>> begin

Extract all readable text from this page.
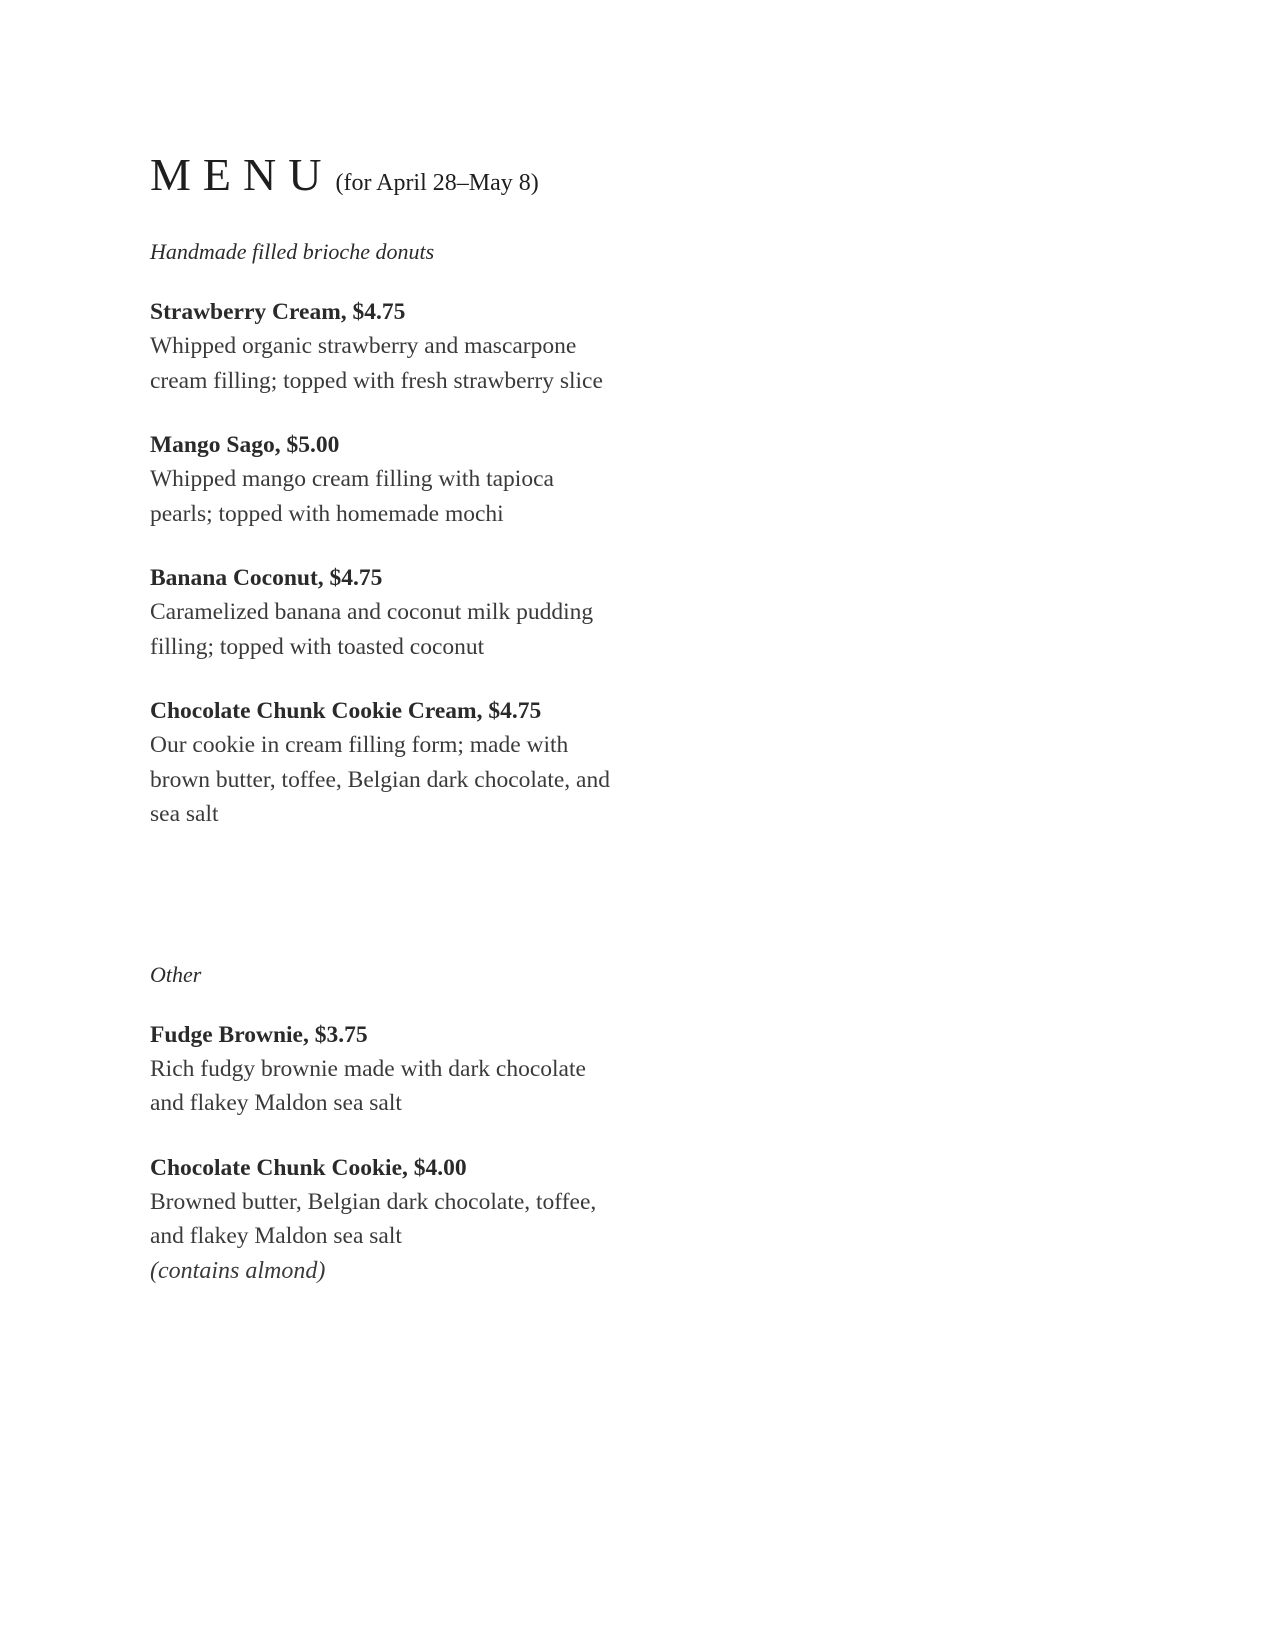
MENU (for April 28–May 8)
Handmade filled brioche donuts
Strawberry Cream, $4.75
Whipped organic strawberry and mascarpone cream filling; topped with fresh strawberry slice
Mango Sago, $5.00
Whipped mango cream filling with tapioca pearls; topped with homemade mochi
Banana Coconut, $4.75
Caramelized banana and coconut milk pudding filling; topped with toasted coconut
Chocolate Chunk Cookie Cream, $4.75
Our cookie in cream filling form; made with brown butter, toffee, Belgian dark chocolate, and sea salt
Other
Fudge Brownie, $3.75
Rich fudgy brownie made with dark chocolate and flakey Maldon sea salt
Chocolate Chunk Cookie, $4.00
Browned butter, Belgian dark chocolate, toffee, and flakey Maldon sea salt
(contains almond)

>> end

- What you should do: Return the listing above in full and without alteration, excluding its pictures.

- Expected output:
Extract all readable text from this page.
MENU (for April 28–May 8)
Handmade filled brioche donuts
Strawberry Cream, $4.75
Whipped organic strawberry and mascarpone cream filling; topped with fresh strawberry slice
Mango Sago, $5.00
Whipped mango cream filling with tapioca pearls; topped with homemade mochi
Banana Coconut, $4.75
Caramelized banana and coconut milk pudding filling; topped with toasted coconut
Chocolate Chunk Cookie Cream, $4.75
Our cookie in cream filling form; made with brown butter, toffee, Belgian dark chocolate, and sea salt
Other
Fudge Brownie, $3.75
Rich fudgy brownie made with dark chocolate and flakey Maldon sea salt
Chocolate Chunk Cookie, $4.00
Browned butter, Belgian dark chocolate, toffee, and flakey Maldon sea salt
(contains almond)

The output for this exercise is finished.